Reproduce every one of the rows below verbatim, leaving out the pictures.

-- begin PROVIDED DATA --

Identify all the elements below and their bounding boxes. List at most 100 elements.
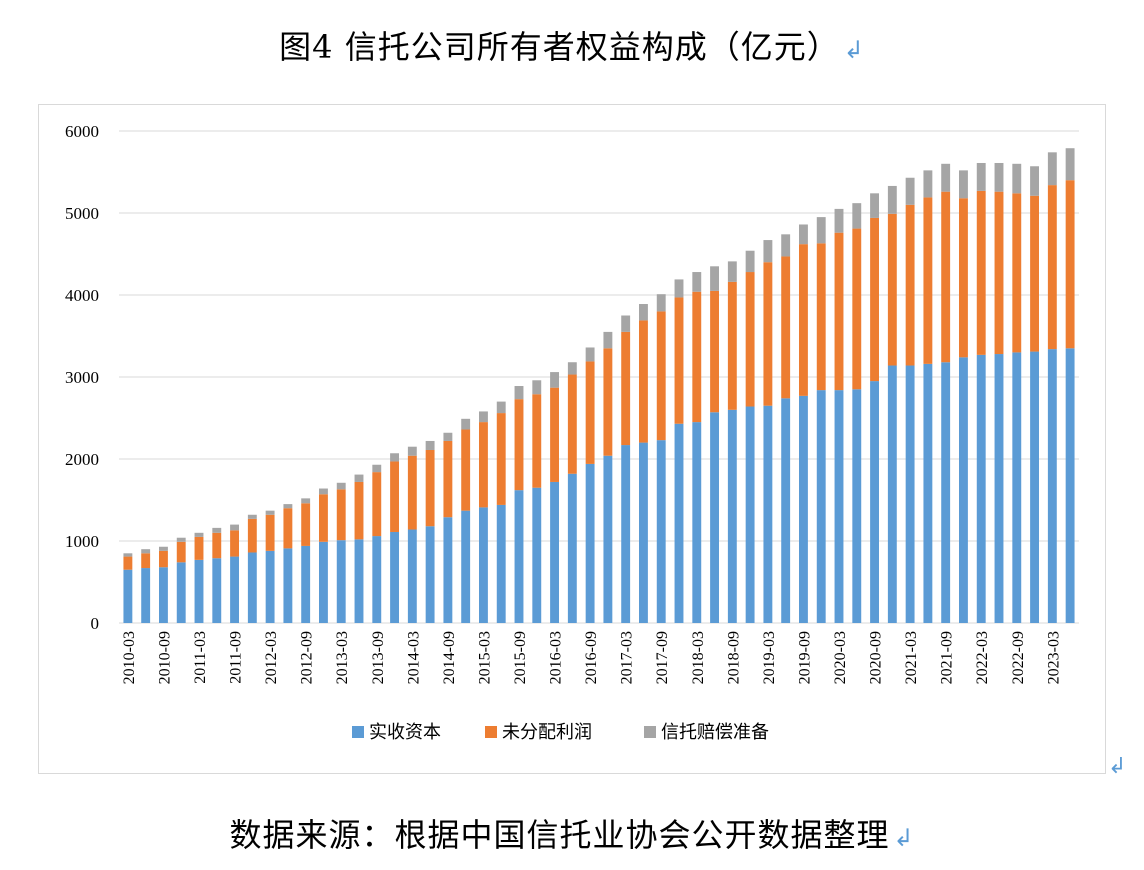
source-note: 数据来源：根据中国信托业协会公开数据整理 ↲: [0, 810, 1144, 856]
bar-segment: [479, 507, 488, 623]
bar-segment: [603, 348, 613, 456]
x-tick-label: 2021-03: [903, 631, 920, 684]
bar-segment: [407, 446, 417, 456]
bar-segment: [816, 390, 826, 623]
bar-segment: [816, 217, 826, 244]
x-tick-label: 2015-09: [512, 631, 529, 684]
bar-segment: [550, 481, 559, 623]
bar-segment: [1047, 349, 1057, 623]
bar-segment: [870, 381, 879, 623]
bar-segment: [336, 540, 346, 623]
bar-segment: [621, 315, 631, 332]
source-note-text: 数据来源：根据中国信托业协会公开数据整理: [229, 816, 890, 854]
bar-segment: [390, 461, 399, 532]
stacked-bar-chart: 0 1000 2000 3000 4000 5000 6000 2010-03 2010-09 2…: [65, 122, 1079, 743]
bar-segment: [283, 504, 293, 509]
bar-segment: [425, 449, 435, 527]
bar-segment: [656, 294, 666, 312]
bar-segment: [923, 197, 933, 364]
x-tick-label: 2010-09: [156, 631, 173, 684]
bar-segment: [532, 487, 542, 623]
bar-segment: [799, 224, 808, 245]
bar-segment: [283, 548, 293, 623]
bar-segment: [834, 208, 844, 233]
bar-segment: [194, 536, 204, 560]
bar-segment: [1065, 180, 1075, 349]
legend-swatch: [352, 726, 364, 738]
bar-segment: [159, 550, 168, 568]
bar-segment: [194, 559, 204, 623]
bar-segment: [959, 357, 968, 623]
bar-segment: [852, 228, 862, 390]
bar-segment: [425, 440, 435, 450]
x-tick-label: 2014-09: [441, 631, 458, 684]
bar-segment: [176, 562, 186, 623]
bar-segment: [354, 539, 364, 623]
bar-segment: [194, 532, 204, 537]
bar-segment: [443, 517, 453, 623]
x-tick-label: 2015-03: [476, 631, 493, 684]
bar-segment: [247, 518, 257, 553]
x-tick-label: 2019-03: [761, 631, 778, 684]
bar-segment: [176, 541, 186, 563]
bar-segment: [976, 354, 986, 623]
bar-segment: [763, 262, 773, 406]
bar-segment: [1047, 185, 1057, 350]
bar-segment: [1012, 352, 1022, 623]
bar-segment: [905, 177, 915, 205]
bar-segment: [461, 429, 471, 511]
bar-segment: [479, 411, 488, 423]
x-tick-label: 2011-03: [192, 631, 209, 684]
bar-segment: [141, 549, 151, 554]
bar-segment: [301, 503, 311, 546]
bar-segment: [265, 550, 275, 623]
bar-segment: [799, 395, 808, 623]
bar-segment: [1030, 195, 1039, 352]
bar-segment: [532, 394, 542, 488]
x-tick-label: 2012-09: [299, 631, 316, 684]
y-tick-label: 4000: [65, 286, 99, 305]
bar-segment: [1012, 163, 1022, 194]
bar-segment: [212, 558, 222, 623]
figure-title: 图4 信托公司所有者权益构成（亿元） ↲: [0, 22, 1144, 68]
figure-title-text: 图4 信托公司所有者权益构成（亿元）: [279, 28, 840, 66]
bar-segment: [1030, 351, 1039, 623]
bar-segment: [781, 398, 791, 623]
bar-segment: [959, 170, 968, 199]
bar-segment: [159, 546, 168, 551]
bar-segment: [887, 185, 897, 214]
bar-segment: [692, 422, 702, 623]
x-tick-label: 2018-09: [725, 631, 742, 684]
x-tick-label: 2022-03: [974, 631, 991, 684]
x-tick-label: 2021-09: [939, 631, 956, 684]
bar-segment: [959, 198, 968, 358]
bar-segment: [781, 234, 791, 257]
bar-segment: [656, 440, 666, 623]
bar-segment: [283, 508, 293, 549]
bar-segment: [745, 272, 755, 407]
bar-segment: [123, 569, 133, 623]
bar-segment: [390, 453, 399, 462]
bar-segment: [1065, 348, 1075, 623]
bar-segment: [905, 365, 915, 623]
bar-segment: [407, 529, 417, 623]
bar-segment: [727, 261, 737, 282]
legend-swatch: [644, 726, 656, 738]
bar-segment: [745, 250, 755, 273]
bar-segment: [994, 354, 1004, 623]
bar-segment: [265, 514, 275, 551]
x-tick-label: 2016-03: [548, 631, 565, 684]
bar-segment: [692, 272, 702, 292]
chart-container: 0 1000 2000 3000 4000 5000 6000 2010-03 2010-09 2…: [38, 104, 1106, 774]
bar-segment: [123, 556, 133, 570]
bar-segment: [1012, 193, 1022, 353]
bar-segment: [319, 494, 328, 542]
bar-segment: [532, 380, 542, 395]
bar-segment: [656, 311, 666, 441]
bar-segment: [461, 418, 471, 430]
bar-segment: [870, 217, 879, 382]
bar-segment: [585, 361, 595, 464]
bar-segment: [159, 567, 168, 623]
bar-segment: [247, 552, 257, 623]
y-tick-label: 2000: [65, 450, 99, 469]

-- end PROVIDED DATA --

FULL OUTPUT
Identify all the elements below and their bounding boxes. List at most 100 elements.
source-note: 数据来源：根据中国信托业协会公开数据整理 ↲: [0, 810, 1144, 856]
bar-segment: [479, 507, 488, 623]
bar-segment: [603, 348, 613, 456]
x-tick-label: 2021-03: [903, 631, 920, 684]
bar-segment: [407, 446, 417, 456]
bar-segment: [816, 390, 826, 623]
bar-segment: [816, 217, 826, 244]
x-tick-label: 2015-09: [512, 631, 529, 684]
bar-segment: [550, 481, 559, 623]
bar-segment: [1047, 349, 1057, 623]
bar-segment: [870, 381, 879, 623]
bar-segment: [336, 540, 346, 623]
bar-segment: [621, 315, 631, 332]
source-note-text: 数据来源：根据中国信托业协会公开数据整理: [229, 816, 890, 854]
bar-segment: [390, 461, 399, 532]
stacked-bar-chart: 0 1000 2000 3000 4000 5000 6000 2010-03 2010-09 2…: [65, 122, 1079, 743]
bar-segment: [283, 504, 293, 509]
bar-segment: [425, 449, 435, 527]
bar-segment: [656, 294, 666, 312]
bar-segment: [923, 197, 933, 364]
x-tick-label: 2010-09: [156, 631, 173, 684]
bar-segment: [532, 487, 542, 623]
bar-segment: [799, 224, 808, 245]
bar-segment: [283, 548, 293, 623]
bar-segment: [834, 208, 844, 233]
bar-segment: [194, 536, 204, 560]
bar-segment: [1065, 180, 1075, 349]
legend-swatch: [352, 726, 364, 738]
bar-segment: [159, 550, 168, 568]
bar-segment: [194, 559, 204, 623]
bar-segment: [959, 357, 968, 623]
bar-segment: [852, 228, 862, 390]
bar-segment: [425, 440, 435, 450]
x-tick-label: 2014-09: [441, 631, 458, 684]
bar-segment: [176, 562, 186, 623]
bar-segment: [354, 539, 364, 623]
bar-segment: [194, 532, 204, 537]
bar-segment: [443, 517, 453, 623]
x-tick-label: 2015-03: [476, 631, 493, 684]
bar-segment: [247, 518, 257, 553]
x-tick-label: 2019-03: [761, 631, 778, 684]
bar-segment: [176, 541, 186, 563]
bar-segment: [976, 354, 986, 623]
bar-segment: [763, 262, 773, 406]
bar-segment: [1047, 185, 1057, 350]
bar-segment: [1012, 352, 1022, 623]
bar-segment: [905, 177, 915, 205]
bar-segment: [461, 429, 471, 511]
bar-segment: [479, 411, 488, 423]
x-tick-label: 2011-03: [192, 631, 209, 684]
bar-segment: [141, 549, 151, 554]
bar-segment: [301, 503, 311, 546]
bar-segment: [265, 550, 275, 623]
bar-segment: [799, 395, 808, 623]
bar-segment: [1030, 195, 1039, 352]
bar-segment: [532, 394, 542, 488]
x-tick-label: 2012-09: [299, 631, 316, 684]
y-tick-label: 4000: [65, 286, 99, 305]
bar-segment: [1012, 163, 1022, 194]
bar-segment: [212, 558, 222, 623]
figure-title: 图4 信托公司所有者权益构成（亿元） ↲: [0, 22, 1144, 68]
figure-title-text: 图4 信托公司所有者权益构成（亿元）: [279, 28, 840, 66]
bar-segment: [1030, 351, 1039, 623]
bar-segment: [781, 398, 791, 623]
bar-segment: [959, 170, 968, 199]
bar-segment: [159, 546, 168, 551]
bar-segment: [887, 185, 897, 214]
bar-segment: [692, 422, 702, 623]
x-tick-label: 2018-09: [725, 631, 742, 684]
x-tick-label: 2022-03: [974, 631, 991, 684]
x-tick-label: 2021-09: [939, 631, 956, 684]
bar-segment: [959, 198, 968, 358]
bar-segment: [781, 234, 791, 257]
bar-segment: [656, 440, 666, 623]
bar-segment: [283, 508, 293, 549]
bar-segment: [745, 272, 755, 407]
bar-segment: [123, 569, 133, 623]
bar-segment: [390, 453, 399, 462]
bar-segment: [1065, 348, 1075, 623]
bar-segment: [905, 365, 915, 623]
bar-segment: [407, 529, 417, 623]
bar-segment: [727, 261, 737, 282]
legend-swatch: [644, 726, 656, 738]
bar-segment: [745, 250, 755, 273]
bar-segment: [994, 354, 1004, 623]
bar-segment: [265, 514, 275, 551]
x-tick-label: 2016-03: [548, 631, 565, 684]
bar-segment: [692, 272, 702, 292]
chart-container: 0 1000 2000 3000 4000 5000 6000 2010-03 2010-09 2…: [38, 104, 1106, 774]
bar-segment: [123, 556, 133, 570]
bar-segment: [1012, 193, 1022, 353]
bar-segment: [319, 494, 328, 542]
bar-segment: [532, 380, 542, 395]
bar-segment: [656, 311, 666, 441]
bar-segment: [461, 418, 471, 430]
bar-segment: [870, 217, 879, 382]
bar-segment: [585, 361, 595, 464]
bar-segment: [159, 567, 168, 623]
bar-segment: [247, 552, 257, 623]
y-tick-label: 2000: [65, 450, 99, 469]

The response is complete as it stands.